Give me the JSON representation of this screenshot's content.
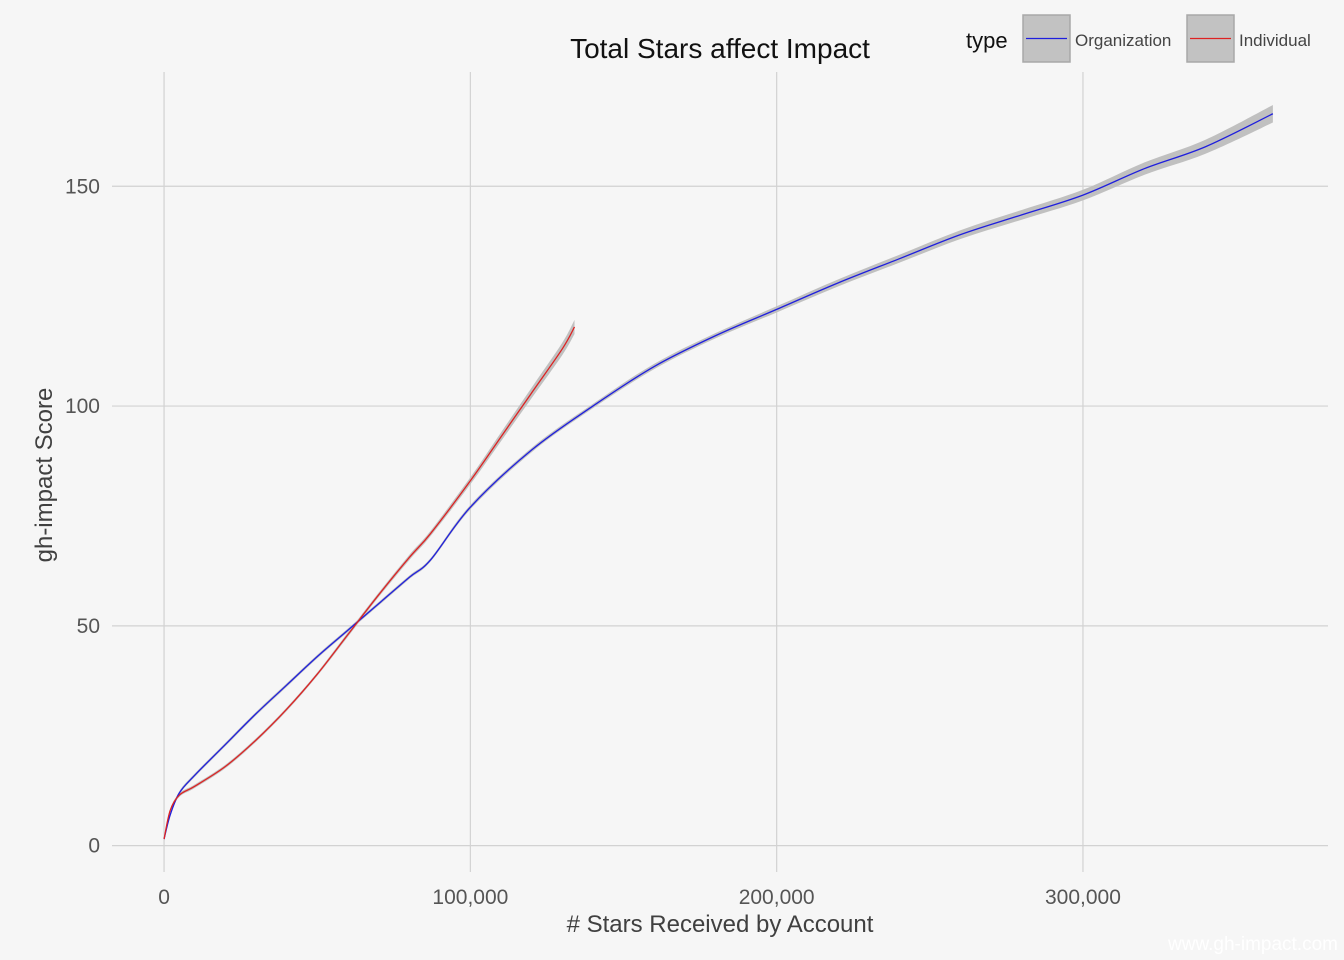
{
  "chart_data": {
    "type": "line",
    "title": "Total Stars affect Impact",
    "xlabel": "# Stars Received by Account",
    "ylabel": "gh-impact Score",
    "xlim": [
      -17000,
      380000
    ],
    "ylim": [
      -6,
      176
    ],
    "x_ticks": [
      0,
      100000,
      200000,
      300000
    ],
    "x_tick_labels": [
      "0",
      "100,000",
      "200,000",
      "300,000"
    ],
    "y_ticks": [
      0,
      50,
      100,
      150
    ],
    "y_tick_labels": [
      "0",
      "50",
      "100",
      "150"
    ],
    "grid": true,
    "legend": {
      "title": "type",
      "position": "top-right",
      "entries": [
        "Organization",
        "Individual"
      ]
    },
    "series": [
      {
        "name": "Organization",
        "color": "#1f1fdd",
        "band_color": "#bdbdbd",
        "x": [
          0,
          2000,
          5000,
          10000,
          20000,
          30000,
          40000,
          50000,
          60000,
          70000,
          80000,
          87000,
          100000,
          120000,
          140000,
          160000,
          180000,
          200000,
          220000,
          240000,
          260000,
          280000,
          300000,
          320000,
          340000,
          362000
        ],
        "y": [
          1.5,
          7,
          12,
          16,
          23,
          30,
          36.5,
          43,
          49,
          55,
          61,
          65,
          77,
          90,
          100,
          109,
          116,
          122,
          128,
          133.5,
          139,
          143.5,
          148,
          154,
          159,
          166.5
        ],
        "band": [
          0.4,
          0.4,
          0.4,
          0.4,
          0.4,
          0.4,
          0.4,
          0.4,
          0.4,
          0.4,
          0.4,
          0.4,
          0.5,
          0.5,
          0.5,
          0.6,
          0.6,
          0.7,
          0.8,
          0.9,
          1.0,
          1.1,
          1.2,
          1.4,
          1.6,
          2.0
        ]
      },
      {
        "name": "Individual",
        "color": "#dd2222",
        "band_color": "#bdbdbd",
        "x": [
          0,
          2000,
          5000,
          10000,
          20000,
          30000,
          40000,
          50000,
          60000,
          70000,
          80000,
          87000,
          100000,
          110000,
          120000,
          130000,
          134000
        ],
        "y": [
          1.5,
          8,
          11.5,
          13.5,
          18,
          24,
          31,
          39,
          48,
          57,
          65.5,
          71,
          83,
          93,
          103,
          113,
          118
        ],
        "band": [
          0.4,
          0.4,
          0.4,
          0.4,
          0.4,
          0.4,
          0.4,
          0.4,
          0.5,
          0.5,
          0.6,
          0.6,
          0.8,
          1.0,
          1.2,
          1.4,
          1.6
        ]
      }
    ],
    "watermark": "www.gh-impact.com"
  }
}
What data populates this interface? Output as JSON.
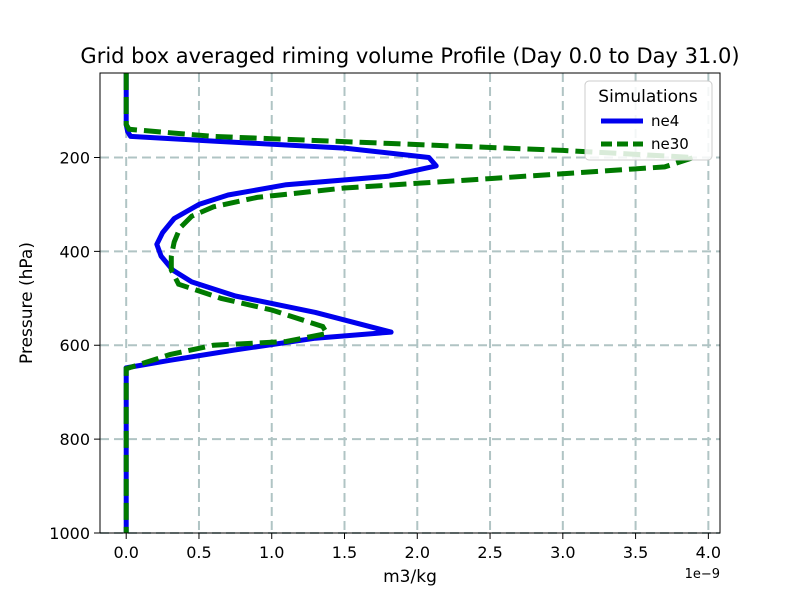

-=-=-

Pull out each line of the listing that holds the string "JSON".

• _Completed task_
Give me the JSON representation of this screenshot's content.
What data populates this interface? Output as JSON.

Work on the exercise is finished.